AIM OF THE EXERCISE: Extract the whole listing as it stands. Do not include the pictures.

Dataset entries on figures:

▬▬▬▬▬▬▬▬▬▬

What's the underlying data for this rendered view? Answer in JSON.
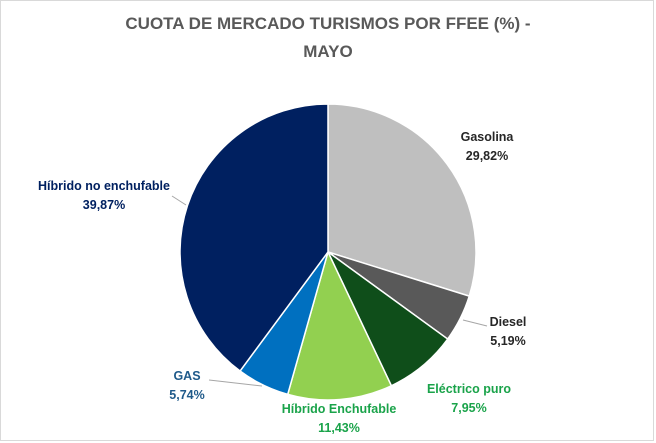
{
  "chart_data": {
    "type": "pie",
    "title": "CUOTA DE MERCADO TURISMOS POR FFEE (%)  -\nMAYO",
    "slices": [
      {
        "name": "Gasolina",
        "value": 29.82,
        "value_label": "29,82%",
        "color": "#bfbfbf",
        "label_color": "#262626"
      },
      {
        "name": "Diesel",
        "value": 5.19,
        "value_label": "5,19%",
        "color": "#595959",
        "label_color": "#262626"
      },
      {
        "name": "Eléctrico puro",
        "value": 7.95,
        "value_label": "7,95%",
        "color": "#0f4e1a",
        "label_color": "#1aa34a"
      },
      {
        "name": "Híbrido Enchufable",
        "value": 11.43,
        "value_label": "11,43%",
        "color": "#92d050",
        "label_color": "#1aa34a"
      },
      {
        "name": "GAS",
        "value": 5.74,
        "value_label": "5,74%",
        "color": "#0070c0",
        "label_color": "#1f5a8a"
      },
      {
        "name": "Híbrido no enchufable",
        "value": 39.87,
        "value_label": "39,87%",
        "color": "#002060",
        "label_color": "#002060"
      }
    ],
    "start_angle": "12 o'clock",
    "direction": "clockwise",
    "legend": "none (data labels outside slices)"
  }
}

▬▬▬▬▬▬▬▬▬▬

EXERCISE RESULT:
What's the underlying data for this rendered view? Answer in JSON.
{
  "chart_data": {
    "type": "pie",
    "title": "CUOTA DE MERCADO TURISMOS POR FFEE (%)  -\nMAYO",
    "slices": [
      {
        "name": "Gasolina",
        "value": 29.82,
        "value_label": "29,82%",
        "color": "#bfbfbf",
        "label_color": "#262626"
      },
      {
        "name": "Diesel",
        "value": 5.19,
        "value_label": "5,19%",
        "color": "#595959",
        "label_color": "#262626"
      },
      {
        "name": "Eléctrico puro",
        "value": 7.95,
        "value_label": "7,95%",
        "color": "#0f4e1a",
        "label_color": "#1aa34a"
      },
      {
        "name": "Híbrido Enchufable",
        "value": 11.43,
        "value_label": "11,43%",
        "color": "#92d050",
        "label_color": "#1aa34a"
      },
      {
        "name": "GAS",
        "value": 5.74,
        "value_label": "5,74%",
        "color": "#0070c0",
        "label_color": "#1f5a8a"
      },
      {
        "name": "Híbrido no enchufable",
        "value": 39.87,
        "value_label": "39,87%",
        "color": "#002060",
        "label_color": "#002060"
      }
    ],
    "start_angle": "12 o'clock",
    "direction": "clockwise",
    "legend": "none (data labels outside slices)"
  }
}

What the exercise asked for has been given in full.